• **Data shown**

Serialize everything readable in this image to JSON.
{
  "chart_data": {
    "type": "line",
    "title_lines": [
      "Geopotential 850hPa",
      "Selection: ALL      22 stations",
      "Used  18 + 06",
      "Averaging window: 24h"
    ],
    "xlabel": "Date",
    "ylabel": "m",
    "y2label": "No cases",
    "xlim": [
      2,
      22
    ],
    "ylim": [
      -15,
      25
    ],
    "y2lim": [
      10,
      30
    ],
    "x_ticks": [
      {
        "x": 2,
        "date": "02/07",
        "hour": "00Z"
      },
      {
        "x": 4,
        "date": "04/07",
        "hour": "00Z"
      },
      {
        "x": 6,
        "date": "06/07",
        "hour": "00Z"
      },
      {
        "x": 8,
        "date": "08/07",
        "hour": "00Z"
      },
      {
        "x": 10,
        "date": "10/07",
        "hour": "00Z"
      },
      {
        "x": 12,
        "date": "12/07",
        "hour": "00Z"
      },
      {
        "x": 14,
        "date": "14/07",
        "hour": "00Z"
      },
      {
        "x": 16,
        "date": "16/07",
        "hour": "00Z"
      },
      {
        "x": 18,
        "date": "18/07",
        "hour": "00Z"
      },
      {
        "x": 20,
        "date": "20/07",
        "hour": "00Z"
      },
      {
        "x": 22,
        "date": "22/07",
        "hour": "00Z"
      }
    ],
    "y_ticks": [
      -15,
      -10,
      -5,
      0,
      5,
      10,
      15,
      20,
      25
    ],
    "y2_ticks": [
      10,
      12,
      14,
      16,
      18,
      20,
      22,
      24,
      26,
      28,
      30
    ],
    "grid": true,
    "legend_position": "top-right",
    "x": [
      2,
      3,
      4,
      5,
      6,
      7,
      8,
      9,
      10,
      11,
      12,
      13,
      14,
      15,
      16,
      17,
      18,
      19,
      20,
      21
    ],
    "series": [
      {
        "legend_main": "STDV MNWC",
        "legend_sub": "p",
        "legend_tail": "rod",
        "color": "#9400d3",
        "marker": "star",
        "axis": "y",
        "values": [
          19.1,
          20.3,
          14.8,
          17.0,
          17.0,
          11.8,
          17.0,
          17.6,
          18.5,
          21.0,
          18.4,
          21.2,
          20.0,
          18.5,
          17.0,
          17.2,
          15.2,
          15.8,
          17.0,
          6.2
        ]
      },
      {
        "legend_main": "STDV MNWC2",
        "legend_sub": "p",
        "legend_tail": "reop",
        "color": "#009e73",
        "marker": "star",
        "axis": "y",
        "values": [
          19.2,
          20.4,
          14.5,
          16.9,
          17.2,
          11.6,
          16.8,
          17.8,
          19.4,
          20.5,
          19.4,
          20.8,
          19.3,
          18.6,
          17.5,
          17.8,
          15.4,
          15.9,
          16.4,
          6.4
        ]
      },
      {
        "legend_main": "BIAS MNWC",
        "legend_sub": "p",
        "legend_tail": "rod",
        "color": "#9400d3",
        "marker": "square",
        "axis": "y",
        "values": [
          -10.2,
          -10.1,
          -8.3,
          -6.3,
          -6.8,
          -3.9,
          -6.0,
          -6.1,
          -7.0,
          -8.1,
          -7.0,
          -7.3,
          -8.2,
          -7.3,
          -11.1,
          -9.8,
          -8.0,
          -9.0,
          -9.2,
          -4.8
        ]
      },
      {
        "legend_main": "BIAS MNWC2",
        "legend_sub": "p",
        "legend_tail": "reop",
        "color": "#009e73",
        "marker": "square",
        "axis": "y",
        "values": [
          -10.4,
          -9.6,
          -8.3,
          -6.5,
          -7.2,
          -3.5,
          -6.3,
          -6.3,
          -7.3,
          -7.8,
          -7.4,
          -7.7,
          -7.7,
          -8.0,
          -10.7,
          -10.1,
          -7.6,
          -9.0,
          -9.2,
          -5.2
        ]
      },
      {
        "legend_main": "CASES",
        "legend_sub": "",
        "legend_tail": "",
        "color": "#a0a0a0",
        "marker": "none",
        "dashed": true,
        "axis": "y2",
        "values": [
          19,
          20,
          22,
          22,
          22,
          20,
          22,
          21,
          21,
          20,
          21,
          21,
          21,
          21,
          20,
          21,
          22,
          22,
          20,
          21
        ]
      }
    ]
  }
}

• **What is asked**
Write the whole listing out again. Keep every line exactly as it is.

• **Written solution**
Serialize everything readable in this image to JSON.
{
  "chart_data": {
    "type": "line",
    "title_lines": [
      "Geopotential 850hPa",
      "Selection: ALL      22 stations",
      "Used  18 + 06",
      "Averaging window: 24h"
    ],
    "xlabel": "Date",
    "ylabel": "m",
    "y2label": "No cases",
    "xlim": [
      2,
      22
    ],
    "ylim": [
      -15,
      25
    ],
    "y2lim": [
      10,
      30
    ],
    "x_ticks": [
      {
        "x": 2,
        "date": "02/07",
        "hour": "00Z"
      },
      {
        "x": 4,
        "date": "04/07",
        "hour": "00Z"
      },
      {
        "x": 6,
        "date": "06/07",
        "hour": "00Z"
      },
      {
        "x": 8,
        "date": "08/07",
        "hour": "00Z"
      },
      {
        "x": 10,
        "date": "10/07",
        "hour": "00Z"
      },
      {
        "x": 12,
        "date": "12/07",
        "hour": "00Z"
      },
      {
        "x": 14,
        "date": "14/07",
        "hour": "00Z"
      },
      {
        "x": 16,
        "date": "16/07",
        "hour": "00Z"
      },
      {
        "x": 18,
        "date": "18/07",
        "hour": "00Z"
      },
      {
        "x": 20,
        "date": "20/07",
        "hour": "00Z"
      },
      {
        "x": 22,
        "date": "22/07",
        "hour": "00Z"
      }
    ],
    "y_ticks": [
      -15,
      -10,
      -5,
      0,
      5,
      10,
      15,
      20,
      25
    ],
    "y2_ticks": [
      10,
      12,
      14,
      16,
      18,
      20,
      22,
      24,
      26,
      28,
      30
    ],
    "grid": true,
    "legend_position": "top-right",
    "x": [
      2,
      3,
      4,
      5,
      6,
      7,
      8,
      9,
      10,
      11,
      12,
      13,
      14,
      15,
      16,
      17,
      18,
      19,
      20,
      21
    ],
    "series": [
      {
        "legend_main": "STDV MNWC",
        "legend_sub": "p",
        "legend_tail": "rod",
        "color": "#9400d3",
        "marker": "star",
        "axis": "y",
        "values": [
          19.1,
          20.3,
          14.8,
          17.0,
          17.0,
          11.8,
          17.0,
          17.6,
          18.5,
          21.0,
          18.4,
          21.2,
          20.0,
          18.5,
          17.0,
          17.2,
          15.2,
          15.8,
          17.0,
          6.2
        ]
      },
      {
        "legend_main": "STDV MNWC2",
        "legend_sub": "p",
        "legend_tail": "reop",
        "color": "#009e73",
        "marker": "star",
        "axis": "y",
        "values": [
          19.2,
          20.4,
          14.5,
          16.9,
          17.2,
          11.6,
          16.8,
          17.8,
          19.4,
          20.5,
          19.4,
          20.8,
          19.3,
          18.6,
          17.5,
          17.8,
          15.4,
          15.9,
          16.4,
          6.4
        ]
      },
      {
        "legend_main": "BIAS MNWC",
        "legend_sub": "p",
        "legend_tail": "rod",
        "color": "#9400d3",
        "marker": "square",
        "axis": "y",
        "values": [
          -10.2,
          -10.1,
          -8.3,
          -6.3,
          -6.8,
          -3.9,
          -6.0,
          -6.1,
          -7.0,
          -8.1,
          -7.0,
          -7.3,
          -8.2,
          -7.3,
          -11.1,
          -9.8,
          -8.0,
          -9.0,
          -9.2,
          -4.8
        ]
      },
      {
        "legend_main": "BIAS MNWC2",
        "legend_sub": "p",
        "legend_tail": "reop",
        "color": "#009e73",
        "marker": "square",
        "axis": "y",
        "values": [
          -10.4,
          -9.6,
          -8.3,
          -6.5,
          -7.2,
          -3.5,
          -6.3,
          -6.3,
          -7.3,
          -7.8,
          -7.4,
          -7.7,
          -7.7,
          -8.0,
          -10.7,
          -10.1,
          -7.6,
          -9.0,
          -9.2,
          -5.2
        ]
      },
      {
        "legend_main": "CASES",
        "legend_sub": "",
        "legend_tail": "",
        "color": "#a0a0a0",
        "marker": "none",
        "dashed": true,
        "axis": "y2",
        "values": [
          19,
          20,
          22,
          22,
          22,
          20,
          22,
          21,
          21,
          20,
          21,
          21,
          21,
          21,
          20,
          21,
          22,
          22,
          20,
          21
        ]
      }
    ]
  }
}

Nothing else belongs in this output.